---------- THE RECORDS

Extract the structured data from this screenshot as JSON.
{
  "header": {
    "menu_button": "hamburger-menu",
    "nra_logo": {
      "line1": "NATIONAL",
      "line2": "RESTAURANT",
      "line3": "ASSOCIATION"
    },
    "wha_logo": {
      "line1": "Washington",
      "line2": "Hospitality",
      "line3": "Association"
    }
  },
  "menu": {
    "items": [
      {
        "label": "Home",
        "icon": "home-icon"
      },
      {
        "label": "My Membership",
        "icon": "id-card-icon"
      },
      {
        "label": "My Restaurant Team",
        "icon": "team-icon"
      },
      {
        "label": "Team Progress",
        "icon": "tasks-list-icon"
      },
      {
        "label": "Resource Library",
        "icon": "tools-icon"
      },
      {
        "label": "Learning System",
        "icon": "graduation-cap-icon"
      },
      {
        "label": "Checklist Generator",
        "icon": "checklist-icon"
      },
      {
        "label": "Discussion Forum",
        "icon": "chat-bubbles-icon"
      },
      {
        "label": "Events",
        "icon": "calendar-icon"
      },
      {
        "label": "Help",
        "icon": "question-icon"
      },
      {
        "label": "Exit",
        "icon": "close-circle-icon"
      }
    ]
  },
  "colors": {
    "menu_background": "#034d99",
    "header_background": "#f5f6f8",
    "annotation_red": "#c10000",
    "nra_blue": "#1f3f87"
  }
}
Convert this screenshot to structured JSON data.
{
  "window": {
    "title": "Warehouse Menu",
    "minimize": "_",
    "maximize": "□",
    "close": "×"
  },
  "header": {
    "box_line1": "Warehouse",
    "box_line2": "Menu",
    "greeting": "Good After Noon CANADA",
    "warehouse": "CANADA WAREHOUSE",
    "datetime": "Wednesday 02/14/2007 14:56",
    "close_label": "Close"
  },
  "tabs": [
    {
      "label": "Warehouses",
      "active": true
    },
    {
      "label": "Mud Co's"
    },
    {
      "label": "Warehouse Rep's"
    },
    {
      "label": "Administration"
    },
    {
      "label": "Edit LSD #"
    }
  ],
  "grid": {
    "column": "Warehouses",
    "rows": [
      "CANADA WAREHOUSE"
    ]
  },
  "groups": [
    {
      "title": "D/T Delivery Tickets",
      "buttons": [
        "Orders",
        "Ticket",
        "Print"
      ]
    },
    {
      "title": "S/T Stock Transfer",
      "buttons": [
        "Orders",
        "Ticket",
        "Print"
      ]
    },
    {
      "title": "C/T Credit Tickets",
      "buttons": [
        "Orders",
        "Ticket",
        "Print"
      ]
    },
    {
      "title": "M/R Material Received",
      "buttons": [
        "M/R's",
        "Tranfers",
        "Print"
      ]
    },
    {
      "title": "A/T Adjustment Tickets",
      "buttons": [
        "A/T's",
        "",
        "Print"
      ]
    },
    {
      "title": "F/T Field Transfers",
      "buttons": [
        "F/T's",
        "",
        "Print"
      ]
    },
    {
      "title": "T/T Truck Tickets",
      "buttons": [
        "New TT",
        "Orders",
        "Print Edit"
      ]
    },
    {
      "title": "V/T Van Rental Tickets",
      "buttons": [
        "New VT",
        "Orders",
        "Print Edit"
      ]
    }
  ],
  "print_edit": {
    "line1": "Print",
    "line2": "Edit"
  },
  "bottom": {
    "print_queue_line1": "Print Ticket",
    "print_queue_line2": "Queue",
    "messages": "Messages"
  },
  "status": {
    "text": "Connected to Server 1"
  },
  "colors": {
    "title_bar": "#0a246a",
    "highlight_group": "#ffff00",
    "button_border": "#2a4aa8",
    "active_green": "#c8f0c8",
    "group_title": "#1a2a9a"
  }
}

--------------------

§ **WHAT IS REQUIRED**:
Reproduce the full listing exactly.

§ **WRITTEN SOLUTION**:
Extract the structured data from this screenshot as JSON.
{
  "header": {
    "menu_button": "hamburger-menu",
    "nra_logo": {
      "line1": "NATIONAL",
      "line2": "RESTAURANT",
      "line3": "ASSOCIATION"
    },
    "wha_logo": {
      "line1": "Washington",
      "line2": "Hospitality",
      "line3": "Association"
    }
  },
  "menu": {
    "items": [
      {
        "label": "Home",
        "icon": "home-icon"
      },
      {
        "label": "My Membership",
        "icon": "id-card-icon"
      },
      {
        "label": "My Restaurant Team",
        "icon": "team-icon"
      },
      {
        "label": "Team Progress",
        "icon": "tasks-list-icon"
      },
      {
        "label": "Resource Library",
        "icon": "tools-icon"
      },
      {
        "label": "Learning System",
        "icon": "graduation-cap-icon"
      },
      {
        "label": "Checklist Generator",
        "icon": "checklist-icon"
      },
      {
        "label": "Discussion Forum",
        "icon": "chat-bubbles-icon"
      },
      {
        "label": "Events",
        "icon": "calendar-icon"
      },
      {
        "label": "Help",
        "icon": "question-icon"
      },
      {
        "label": "Exit",
        "icon": "close-circle-icon"
      }
    ]
  },
  "colors": {
    "menu_background": "#034d99",
    "header_background": "#f5f6f8",
    "annotation_red": "#c10000",
    "nra_blue": "#1f3f87"
  }
}
Convert this screenshot to structured JSON data.
{
  "window": {
    "title": "Warehouse Menu",
    "minimize": "_",
    "maximize": "□",
    "close": "×"
  },
  "header": {
    "box_line1": "Warehouse",
    "box_line2": "Menu",
    "greeting": "Good After Noon CANADA",
    "warehouse": "CANADA WAREHOUSE",
    "datetime": "Wednesday 02/14/2007 14:56",
    "close_label": "Close"
  },
  "tabs": [
    {
      "label": "Warehouses",
      "active": true
    },
    {
      "label": "Mud Co's"
    },
    {
      "label": "Warehouse Rep's"
    },
    {
      "label": "Administration"
    },
    {
      "label": "Edit LSD #"
    }
  ],
  "grid": {
    "column": "Warehouses",
    "rows": [
      "CANADA WAREHOUSE"
    ]
  },
  "groups": [
    {
      "title": "D/T Delivery Tickets",
      "buttons": [
        "Orders",
        "Ticket",
        "Print"
      ]
    },
    {
      "title": "S/T Stock Transfer",
      "buttons": [
        "Orders",
        "Ticket",
        "Print"
      ]
    },
    {
      "title": "C/T Credit Tickets",
      "buttons": [
        "Orders",
        "Ticket",
        "Print"
      ]
    },
    {
      "title": "M/R Material Received",
      "buttons": [
        "M/R's",
        "Tranfers",
        "Print"
      ]
    },
    {
      "title": "A/T Adjustment Tickets",
      "buttons": [
        "A/T's",
        "",
        "Print"
      ]
    },
    {
      "title": "F/T Field Transfers",
      "buttons": [
        "F/T's",
        "",
        "Print"
      ]
    },
    {
      "title": "T/T Truck Tickets",
      "buttons": [
        "New TT",
        "Orders",
        "Print Edit"
      ]
    },
    {
      "title": "V/T Van Rental Tickets",
      "buttons": [
        "New VT",
        "Orders",
        "Print Edit"
      ]
    }
  ],
  "print_edit": {
    "line1": "Print",
    "line2": "Edit"
  },
  "bottom": {
    "print_queue_line1": "Print Ticket",
    "print_queue_line2": "Queue",
    "messages": "Messages"
  },
  "status": {
    "text": "Connected to Server 1"
  },
  "colors": {
    "title_bar": "#0a246a",
    "highlight_group": "#ffff00",
    "button_border": "#2a4aa8",
    "active_green": "#c8f0c8",
    "group_title": "#1a2a9a"
  }
}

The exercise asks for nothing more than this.